:: EXTRAIT DU DOCUMENT ::
Compte-rendu du comité exécutif national du 11 avril 2022

Le CEN a commencé l’analyse des résultats du premier tour de l’élection présidentielle. De premières réflexions sont présentées ci-après.

D’ores et déjà le CEN appelle à engager trois batailles politiques majeures :

1) Élever le débat public sur le sens politique des résultats du premier tour

2) Mobiliser largement pour battre l’extrême droite dimanche 24 avril

3) Préparer avec une grande ambition pour la gauche et le PCF les élections législatives

 

Le CEN appelle à la tenue, dans cet entre deux tours, d’assemblée s générales des communistes, partout en France, pour débattre et décider d’expressions et d’initiatives sur ces batailles politiques.

Le conseil national de ce jeudi 14 avril approfondira l’analyse des résultats et décidera des initiatives nationales à prendre.

Les réflexions présentées ci-après ne sont ni une analyse exhaustive du scrutin, ni des assertions indiscutables mais visent, au contraire, à permettre aux communistes d’initier un profond débat sur les résultats de ce premier tour, leur signification, les problématiques qui se posent.

1) Sur notre campagne

  • Le CEN a salué Fabien Roussel pour la campagne menée et remercie tous les communistes pour leur engagement dans la campagne ces derniers mois.
  • Le résultat, 802 588 voix et 2,28 %, forcément décevant, doit être regardé lucidement, tout en mesurant qu’il ne peut résumer notre campagne. Notre score ne doit surtout pas nous conduire à nous replier sur nous-mêmes ou à nous diviser dans un moment clé pour battre l’extrême droite et réussir les législatives.
  • Points marqués par notre candidature dans le pays :
    • Nous avons installé Fabien Roussel comme une personnalité de la gauche française, connue par des millions de nos concitoyens, qui ont aussi découvert avec lui l’ambition communiste et notre parti.
    • Nous avons porté une conception originale du travail et de l’emploi, de la République, de la France, en plaçant le projet d’une France des Jours heureux au cœur du débat politique national.

:: DONNÉES EXTRAITES ::
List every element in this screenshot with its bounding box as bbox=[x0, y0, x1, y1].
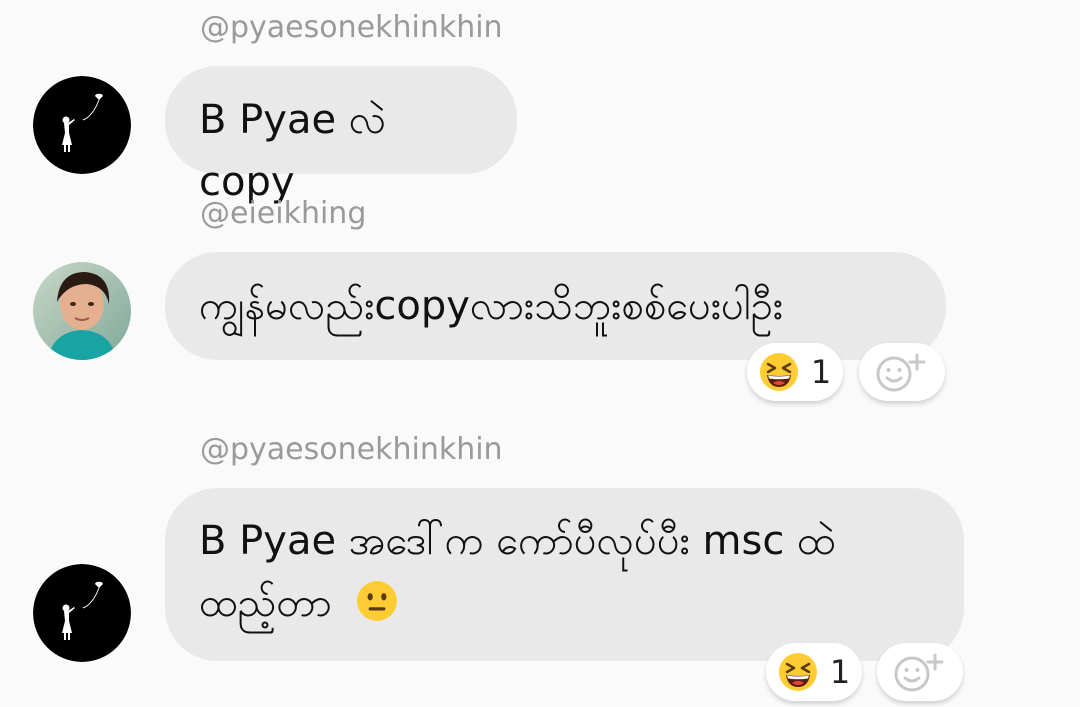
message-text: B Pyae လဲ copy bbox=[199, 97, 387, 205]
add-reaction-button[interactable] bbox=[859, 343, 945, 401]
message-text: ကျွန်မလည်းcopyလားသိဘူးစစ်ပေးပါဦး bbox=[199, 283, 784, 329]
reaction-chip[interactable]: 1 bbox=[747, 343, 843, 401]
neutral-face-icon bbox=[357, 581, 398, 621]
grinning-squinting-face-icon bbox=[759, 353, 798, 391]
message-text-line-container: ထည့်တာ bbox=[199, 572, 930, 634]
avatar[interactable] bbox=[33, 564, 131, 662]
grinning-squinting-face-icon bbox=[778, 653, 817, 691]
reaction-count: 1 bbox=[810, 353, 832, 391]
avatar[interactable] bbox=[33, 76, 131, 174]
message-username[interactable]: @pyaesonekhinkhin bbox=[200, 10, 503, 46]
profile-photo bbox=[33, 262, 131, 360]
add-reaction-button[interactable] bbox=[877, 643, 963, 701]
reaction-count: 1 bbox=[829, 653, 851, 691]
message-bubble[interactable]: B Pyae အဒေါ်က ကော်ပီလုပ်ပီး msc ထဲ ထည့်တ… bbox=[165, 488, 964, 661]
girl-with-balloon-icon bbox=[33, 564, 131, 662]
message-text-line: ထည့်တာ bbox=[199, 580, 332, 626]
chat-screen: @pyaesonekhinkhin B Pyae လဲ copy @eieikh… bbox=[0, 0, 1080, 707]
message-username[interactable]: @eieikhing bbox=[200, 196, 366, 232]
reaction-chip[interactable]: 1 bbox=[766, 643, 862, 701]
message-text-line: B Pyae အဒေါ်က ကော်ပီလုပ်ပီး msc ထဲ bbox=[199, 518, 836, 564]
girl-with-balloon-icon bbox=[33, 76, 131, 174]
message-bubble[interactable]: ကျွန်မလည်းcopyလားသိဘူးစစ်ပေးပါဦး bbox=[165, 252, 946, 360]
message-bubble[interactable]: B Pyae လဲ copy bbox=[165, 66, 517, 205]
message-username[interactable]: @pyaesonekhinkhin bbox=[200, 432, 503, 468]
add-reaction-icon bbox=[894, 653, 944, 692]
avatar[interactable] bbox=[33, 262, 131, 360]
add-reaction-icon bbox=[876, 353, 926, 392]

...

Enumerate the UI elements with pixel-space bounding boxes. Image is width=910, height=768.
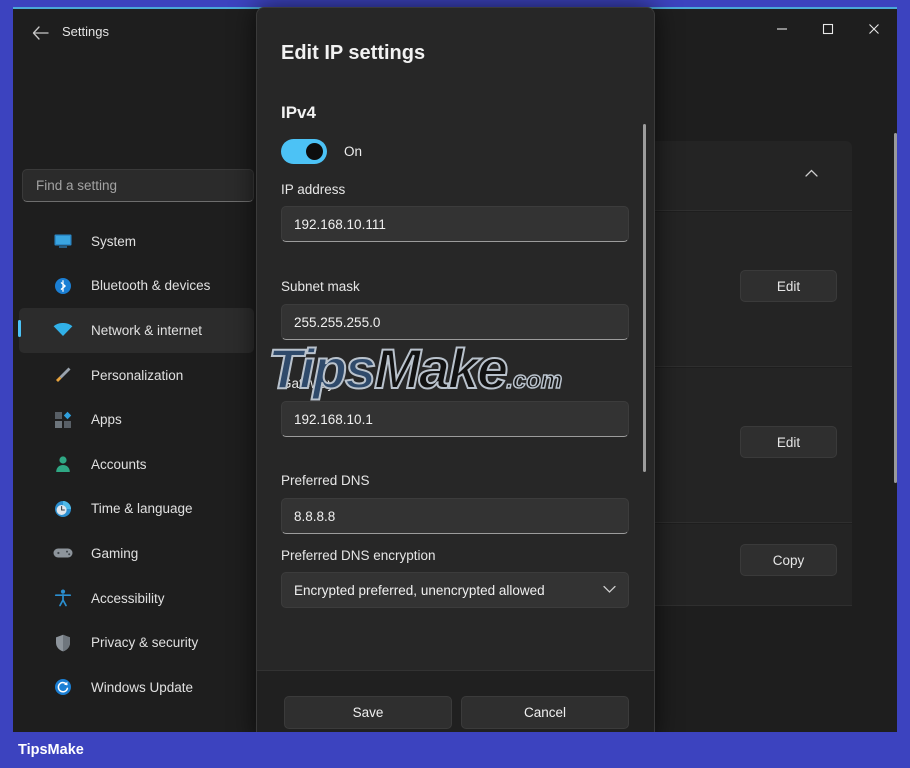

:: TRAVAIL À FAIRE ::
Recopiez fidèlement le passage du compte-rendu du comité exécutif national qui va de « Les réflexions présentées » à « ces derniers mois. ».

:: SOLUTION DU PROBLÈME ::
Les réflexions présentées ci-après ne sont ni une analyse exhaustive du scrutin, ni des assertions indiscutables mais visent, au contraire, à permettre aux communistes d’initier un profond débat sur les résultats de ce premier tour, leur signification, les problématiques qui se posent.

1) Sur notre campagne

  • Le CEN a salué Fabien Roussel pour la campagne menée et remercie tous les communistes pour leur engagement dans la campagne ces derniers mois.